__Exercise description__: Pick out all lines of the entries that include the word "pour" and copy them.

* begin *

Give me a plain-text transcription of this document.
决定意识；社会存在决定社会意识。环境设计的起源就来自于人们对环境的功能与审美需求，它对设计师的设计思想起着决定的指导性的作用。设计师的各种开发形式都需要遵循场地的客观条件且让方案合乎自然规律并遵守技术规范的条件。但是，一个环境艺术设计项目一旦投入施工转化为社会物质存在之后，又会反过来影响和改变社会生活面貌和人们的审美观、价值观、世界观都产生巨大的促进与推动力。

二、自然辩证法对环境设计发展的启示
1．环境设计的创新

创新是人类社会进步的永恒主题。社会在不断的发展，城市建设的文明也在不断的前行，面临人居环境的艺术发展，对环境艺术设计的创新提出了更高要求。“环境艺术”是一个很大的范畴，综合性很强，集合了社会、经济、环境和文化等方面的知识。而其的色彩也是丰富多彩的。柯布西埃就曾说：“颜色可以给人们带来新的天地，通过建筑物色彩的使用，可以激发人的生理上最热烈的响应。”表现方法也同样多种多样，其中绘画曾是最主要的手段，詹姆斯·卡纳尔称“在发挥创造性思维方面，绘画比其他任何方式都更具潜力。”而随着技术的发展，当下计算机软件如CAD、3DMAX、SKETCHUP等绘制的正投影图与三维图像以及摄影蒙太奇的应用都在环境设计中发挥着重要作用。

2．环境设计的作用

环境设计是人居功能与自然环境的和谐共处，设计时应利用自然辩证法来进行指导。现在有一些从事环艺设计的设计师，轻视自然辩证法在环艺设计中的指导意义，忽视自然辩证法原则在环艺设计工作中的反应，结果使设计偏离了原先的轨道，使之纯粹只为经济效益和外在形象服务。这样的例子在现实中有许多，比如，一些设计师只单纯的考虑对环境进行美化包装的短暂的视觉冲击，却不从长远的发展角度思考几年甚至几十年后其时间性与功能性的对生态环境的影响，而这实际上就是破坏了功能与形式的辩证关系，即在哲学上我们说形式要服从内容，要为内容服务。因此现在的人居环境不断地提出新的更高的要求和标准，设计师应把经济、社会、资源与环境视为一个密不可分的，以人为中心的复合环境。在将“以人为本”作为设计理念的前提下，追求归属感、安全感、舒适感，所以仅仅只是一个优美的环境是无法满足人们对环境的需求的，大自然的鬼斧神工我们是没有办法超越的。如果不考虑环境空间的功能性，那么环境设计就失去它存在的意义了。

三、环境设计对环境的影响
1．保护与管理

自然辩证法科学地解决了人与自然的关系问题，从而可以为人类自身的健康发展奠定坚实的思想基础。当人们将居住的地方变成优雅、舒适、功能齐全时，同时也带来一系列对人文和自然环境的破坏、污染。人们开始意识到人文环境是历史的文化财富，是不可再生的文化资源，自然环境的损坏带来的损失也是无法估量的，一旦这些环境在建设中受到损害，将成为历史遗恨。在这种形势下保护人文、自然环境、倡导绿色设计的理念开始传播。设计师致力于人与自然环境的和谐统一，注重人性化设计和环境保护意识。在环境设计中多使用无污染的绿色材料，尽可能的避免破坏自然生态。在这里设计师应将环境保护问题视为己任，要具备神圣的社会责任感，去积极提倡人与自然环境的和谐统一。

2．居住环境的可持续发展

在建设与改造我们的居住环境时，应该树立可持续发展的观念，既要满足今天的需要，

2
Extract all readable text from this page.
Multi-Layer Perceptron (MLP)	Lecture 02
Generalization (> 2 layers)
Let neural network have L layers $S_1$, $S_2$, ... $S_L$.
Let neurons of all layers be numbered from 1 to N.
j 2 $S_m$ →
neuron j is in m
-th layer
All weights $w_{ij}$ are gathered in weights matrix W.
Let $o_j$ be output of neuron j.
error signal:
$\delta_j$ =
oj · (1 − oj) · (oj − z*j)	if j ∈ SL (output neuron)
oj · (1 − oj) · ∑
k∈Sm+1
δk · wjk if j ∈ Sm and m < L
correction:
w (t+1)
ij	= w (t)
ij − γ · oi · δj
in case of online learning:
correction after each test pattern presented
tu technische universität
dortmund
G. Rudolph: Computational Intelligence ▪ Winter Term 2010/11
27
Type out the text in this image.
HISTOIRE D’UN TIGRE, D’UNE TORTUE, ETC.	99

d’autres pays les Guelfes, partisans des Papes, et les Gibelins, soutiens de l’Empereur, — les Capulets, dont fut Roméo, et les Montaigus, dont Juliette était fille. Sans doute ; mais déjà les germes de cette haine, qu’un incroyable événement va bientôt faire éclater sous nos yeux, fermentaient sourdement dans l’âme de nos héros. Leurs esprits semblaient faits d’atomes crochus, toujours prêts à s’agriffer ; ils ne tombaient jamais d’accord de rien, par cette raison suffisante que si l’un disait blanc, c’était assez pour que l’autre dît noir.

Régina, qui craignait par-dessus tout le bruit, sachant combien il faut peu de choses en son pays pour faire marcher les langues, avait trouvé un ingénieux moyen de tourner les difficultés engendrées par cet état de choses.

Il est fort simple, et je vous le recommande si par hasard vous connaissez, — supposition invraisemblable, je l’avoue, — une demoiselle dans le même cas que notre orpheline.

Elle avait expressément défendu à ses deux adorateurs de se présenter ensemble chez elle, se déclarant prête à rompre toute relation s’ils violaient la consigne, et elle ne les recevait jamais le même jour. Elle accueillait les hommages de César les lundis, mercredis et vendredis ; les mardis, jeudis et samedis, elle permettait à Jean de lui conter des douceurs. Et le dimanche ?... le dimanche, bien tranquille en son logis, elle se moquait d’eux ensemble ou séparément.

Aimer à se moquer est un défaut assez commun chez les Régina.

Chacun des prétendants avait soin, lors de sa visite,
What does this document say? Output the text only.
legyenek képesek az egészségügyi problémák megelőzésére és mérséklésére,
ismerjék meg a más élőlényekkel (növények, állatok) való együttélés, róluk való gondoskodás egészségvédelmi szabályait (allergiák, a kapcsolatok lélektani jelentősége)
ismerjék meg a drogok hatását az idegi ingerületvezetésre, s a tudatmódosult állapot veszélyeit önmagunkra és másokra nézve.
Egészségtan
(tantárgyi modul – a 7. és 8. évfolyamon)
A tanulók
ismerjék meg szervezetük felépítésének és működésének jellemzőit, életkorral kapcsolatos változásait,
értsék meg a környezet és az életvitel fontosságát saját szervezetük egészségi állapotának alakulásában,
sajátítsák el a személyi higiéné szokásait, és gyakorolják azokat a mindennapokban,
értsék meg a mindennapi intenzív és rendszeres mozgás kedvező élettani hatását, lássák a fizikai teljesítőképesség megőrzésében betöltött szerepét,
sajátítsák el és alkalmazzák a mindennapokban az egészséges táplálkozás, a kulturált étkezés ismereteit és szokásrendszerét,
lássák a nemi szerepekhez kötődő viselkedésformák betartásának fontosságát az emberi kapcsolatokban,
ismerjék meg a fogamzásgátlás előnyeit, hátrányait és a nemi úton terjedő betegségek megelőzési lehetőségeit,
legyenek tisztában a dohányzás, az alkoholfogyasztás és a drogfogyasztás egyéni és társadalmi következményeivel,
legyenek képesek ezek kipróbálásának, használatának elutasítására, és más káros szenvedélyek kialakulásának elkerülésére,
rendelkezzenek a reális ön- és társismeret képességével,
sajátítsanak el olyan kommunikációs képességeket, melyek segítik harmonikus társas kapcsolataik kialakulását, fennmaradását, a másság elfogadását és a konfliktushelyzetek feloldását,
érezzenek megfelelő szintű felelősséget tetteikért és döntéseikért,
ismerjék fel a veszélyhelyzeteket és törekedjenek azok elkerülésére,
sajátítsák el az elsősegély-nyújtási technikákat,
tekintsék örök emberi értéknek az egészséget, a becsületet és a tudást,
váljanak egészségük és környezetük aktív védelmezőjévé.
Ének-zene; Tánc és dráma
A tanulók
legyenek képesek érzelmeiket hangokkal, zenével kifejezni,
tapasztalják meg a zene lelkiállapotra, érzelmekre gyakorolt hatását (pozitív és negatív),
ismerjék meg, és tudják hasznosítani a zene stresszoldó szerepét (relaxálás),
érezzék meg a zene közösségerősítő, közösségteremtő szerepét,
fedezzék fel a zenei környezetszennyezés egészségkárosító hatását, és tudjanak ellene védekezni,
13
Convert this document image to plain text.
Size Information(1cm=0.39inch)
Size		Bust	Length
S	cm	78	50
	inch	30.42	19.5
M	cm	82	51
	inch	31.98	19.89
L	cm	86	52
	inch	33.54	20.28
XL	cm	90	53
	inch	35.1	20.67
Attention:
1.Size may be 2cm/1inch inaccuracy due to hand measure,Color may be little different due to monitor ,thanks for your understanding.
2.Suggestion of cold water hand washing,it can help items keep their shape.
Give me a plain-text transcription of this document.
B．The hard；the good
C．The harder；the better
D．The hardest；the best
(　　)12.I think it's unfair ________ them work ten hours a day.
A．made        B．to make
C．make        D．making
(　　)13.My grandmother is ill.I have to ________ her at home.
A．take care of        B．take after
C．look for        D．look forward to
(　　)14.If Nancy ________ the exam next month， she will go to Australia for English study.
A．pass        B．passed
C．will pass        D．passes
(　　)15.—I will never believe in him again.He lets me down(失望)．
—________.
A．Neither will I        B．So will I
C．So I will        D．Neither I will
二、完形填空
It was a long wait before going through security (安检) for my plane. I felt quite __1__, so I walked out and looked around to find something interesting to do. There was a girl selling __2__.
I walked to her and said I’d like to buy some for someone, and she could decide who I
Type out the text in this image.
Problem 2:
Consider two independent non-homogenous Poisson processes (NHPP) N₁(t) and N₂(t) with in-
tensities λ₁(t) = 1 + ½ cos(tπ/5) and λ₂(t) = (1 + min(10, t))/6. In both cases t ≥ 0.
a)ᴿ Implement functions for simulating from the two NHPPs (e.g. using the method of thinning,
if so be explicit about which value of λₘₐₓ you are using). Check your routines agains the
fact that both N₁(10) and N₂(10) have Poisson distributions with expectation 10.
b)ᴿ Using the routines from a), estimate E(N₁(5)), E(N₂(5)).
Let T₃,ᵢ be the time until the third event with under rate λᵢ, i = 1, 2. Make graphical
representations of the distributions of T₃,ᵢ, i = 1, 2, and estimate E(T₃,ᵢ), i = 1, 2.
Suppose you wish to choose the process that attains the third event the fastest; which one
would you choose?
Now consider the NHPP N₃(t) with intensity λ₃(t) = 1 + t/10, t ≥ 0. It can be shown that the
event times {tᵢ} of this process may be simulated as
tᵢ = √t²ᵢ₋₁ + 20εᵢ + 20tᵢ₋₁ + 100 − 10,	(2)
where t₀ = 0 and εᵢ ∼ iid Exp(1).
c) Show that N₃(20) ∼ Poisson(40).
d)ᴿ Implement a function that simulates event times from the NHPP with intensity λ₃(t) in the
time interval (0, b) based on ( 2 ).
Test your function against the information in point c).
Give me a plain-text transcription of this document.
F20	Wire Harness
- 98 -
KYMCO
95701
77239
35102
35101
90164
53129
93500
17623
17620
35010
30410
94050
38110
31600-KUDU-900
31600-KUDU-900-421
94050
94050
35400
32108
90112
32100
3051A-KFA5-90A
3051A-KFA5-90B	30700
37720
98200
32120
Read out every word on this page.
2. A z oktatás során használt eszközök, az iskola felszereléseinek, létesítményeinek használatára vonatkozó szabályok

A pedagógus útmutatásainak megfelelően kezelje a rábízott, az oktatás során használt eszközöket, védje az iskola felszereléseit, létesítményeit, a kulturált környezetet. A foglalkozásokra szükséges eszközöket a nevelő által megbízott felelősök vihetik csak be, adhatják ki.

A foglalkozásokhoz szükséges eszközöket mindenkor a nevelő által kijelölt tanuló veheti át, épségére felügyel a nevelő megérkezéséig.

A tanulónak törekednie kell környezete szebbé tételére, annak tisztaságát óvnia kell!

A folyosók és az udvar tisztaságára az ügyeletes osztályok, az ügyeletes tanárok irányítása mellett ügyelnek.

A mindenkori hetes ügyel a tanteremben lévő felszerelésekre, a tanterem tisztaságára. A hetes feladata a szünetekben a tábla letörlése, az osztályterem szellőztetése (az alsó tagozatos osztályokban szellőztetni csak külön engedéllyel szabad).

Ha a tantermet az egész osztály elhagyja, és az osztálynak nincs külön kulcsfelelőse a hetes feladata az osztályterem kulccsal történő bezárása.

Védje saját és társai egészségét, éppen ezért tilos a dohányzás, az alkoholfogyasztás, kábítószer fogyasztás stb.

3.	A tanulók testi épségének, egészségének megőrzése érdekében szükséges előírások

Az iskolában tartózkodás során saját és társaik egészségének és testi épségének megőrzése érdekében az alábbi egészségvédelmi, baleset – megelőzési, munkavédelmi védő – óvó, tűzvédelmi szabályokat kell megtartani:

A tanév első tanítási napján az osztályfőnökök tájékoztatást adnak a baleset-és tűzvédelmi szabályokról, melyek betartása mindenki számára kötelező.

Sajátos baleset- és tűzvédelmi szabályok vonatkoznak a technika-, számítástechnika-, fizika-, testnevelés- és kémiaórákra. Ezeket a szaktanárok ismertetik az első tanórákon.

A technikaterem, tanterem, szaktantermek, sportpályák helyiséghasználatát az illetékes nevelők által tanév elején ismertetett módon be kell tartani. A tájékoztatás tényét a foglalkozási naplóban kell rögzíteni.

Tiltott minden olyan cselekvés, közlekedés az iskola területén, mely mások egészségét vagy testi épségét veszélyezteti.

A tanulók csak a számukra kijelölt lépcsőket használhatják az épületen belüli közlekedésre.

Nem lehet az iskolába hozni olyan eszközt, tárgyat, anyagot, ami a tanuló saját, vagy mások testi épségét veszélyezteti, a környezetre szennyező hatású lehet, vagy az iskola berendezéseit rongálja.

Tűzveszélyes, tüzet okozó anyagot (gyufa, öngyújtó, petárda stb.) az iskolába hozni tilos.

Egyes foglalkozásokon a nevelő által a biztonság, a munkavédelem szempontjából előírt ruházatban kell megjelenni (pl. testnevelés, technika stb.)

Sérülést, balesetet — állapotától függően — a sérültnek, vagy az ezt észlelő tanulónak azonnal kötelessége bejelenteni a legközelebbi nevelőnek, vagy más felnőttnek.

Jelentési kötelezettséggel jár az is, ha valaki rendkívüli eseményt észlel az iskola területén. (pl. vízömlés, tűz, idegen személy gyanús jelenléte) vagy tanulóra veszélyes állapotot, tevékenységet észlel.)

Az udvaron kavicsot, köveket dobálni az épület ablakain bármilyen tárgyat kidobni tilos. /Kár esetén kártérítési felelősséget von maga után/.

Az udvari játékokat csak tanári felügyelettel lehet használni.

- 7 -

* end *

__Task output__:
d’autres pays les Guelfes, partisans des Papes, et les Gibelins, soutiens de l’Empereur, — les Capulets, dont fut Roméo, et les Montaigus, dont Juliette était fille. Sans doute ; mais déjà les germes de cette haine, qu’un incroyable événement va bientôt faire éclater sous nos yeux, fermentaient sourdement dans l’âme de nos héros. Leurs esprits semblaient faits d’atomes crochus, toujours prêts à s’agriffer ; ils ne tombaient jamais d’accord de rien, par cette raison suffisante que si l’un disait blanc, c’était assez pour que l’autre dît noir.
Régina, qui craignait par-dessus tout le bruit, sachant combien il faut peu de choses en son pays pour faire marcher les langues, avait trouvé un ingénieux moyen de tourner les difficultés engendrées par cet état de choses.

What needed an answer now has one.